- Stated task -
Keep the images out and copy every entry below exactly.

- Data shown -
────────────────
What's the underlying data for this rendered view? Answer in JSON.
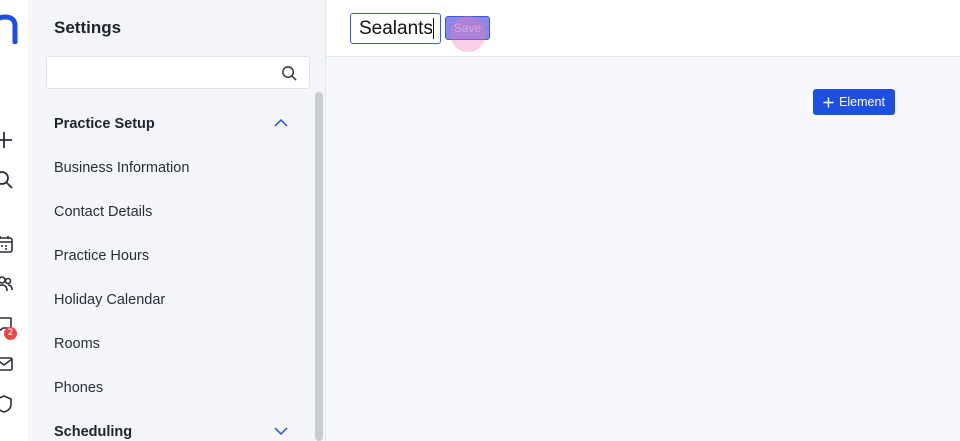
{
  "colors": {
    "accent": "#1f4fe0",
    "sidebar_bg": "#f4f5f8",
    "content_bg": "#f7f8fb",
    "badge": "#e5484d"
  },
  "rail": {
    "icons": [
      "logo-icon",
      "plus-icon",
      "search-icon",
      "calendar-icon",
      "people-icon",
      "chat-icon",
      "mail-icon",
      "shield-icon"
    ],
    "chat_badge_count": "2"
  },
  "sidebar": {
    "title": "Settings",
    "search": {
      "value": "",
      "placeholder": ""
    },
    "sections": [
      {
        "label": "Practice Setup",
        "expanded": true,
        "items": [
          {
            "label": "Business Information"
          },
          {
            "label": "Contact Details"
          },
          {
            "label": "Practice Hours"
          },
          {
            "label": "Holiday Calendar"
          },
          {
            "label": "Rooms"
          },
          {
            "label": "Phones"
          }
        ]
      },
      {
        "label": "Scheduling",
        "expanded": false,
        "items": []
      }
    ]
  },
  "editor": {
    "name_value": "Sealants",
    "save_label": "Save",
    "add_element_label": "Element"
  }
}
────────────────
- Response to the exercise -
What's the underlying data for this rendered view? Answer in JSON.
{
  "colors": {
    "accent": "#1f4fe0",
    "sidebar_bg": "#f4f5f8",
    "content_bg": "#f7f8fb",
    "badge": "#e5484d"
  },
  "rail": {
    "icons": [
      "logo-icon",
      "plus-icon",
      "search-icon",
      "calendar-icon",
      "people-icon",
      "chat-icon",
      "mail-icon",
      "shield-icon"
    ],
    "chat_badge_count": "2"
  },
  "sidebar": {
    "title": "Settings",
    "search": {
      "value": "",
      "placeholder": ""
    },
    "sections": [
      {
        "label": "Practice Setup",
        "expanded": true,
        "items": [
          {
            "label": "Business Information"
          },
          {
            "label": "Contact Details"
          },
          {
            "label": "Practice Hours"
          },
          {
            "label": "Holiday Calendar"
          },
          {
            "label": "Rooms"
          },
          {
            "label": "Phones"
          }
        ]
      },
      {
        "label": "Scheduling",
        "expanded": false,
        "items": []
      }
    ]
  },
  "editor": {
    "name_value": "Sealants",
    "save_label": "Save",
    "add_element_label": "Element"
  }
}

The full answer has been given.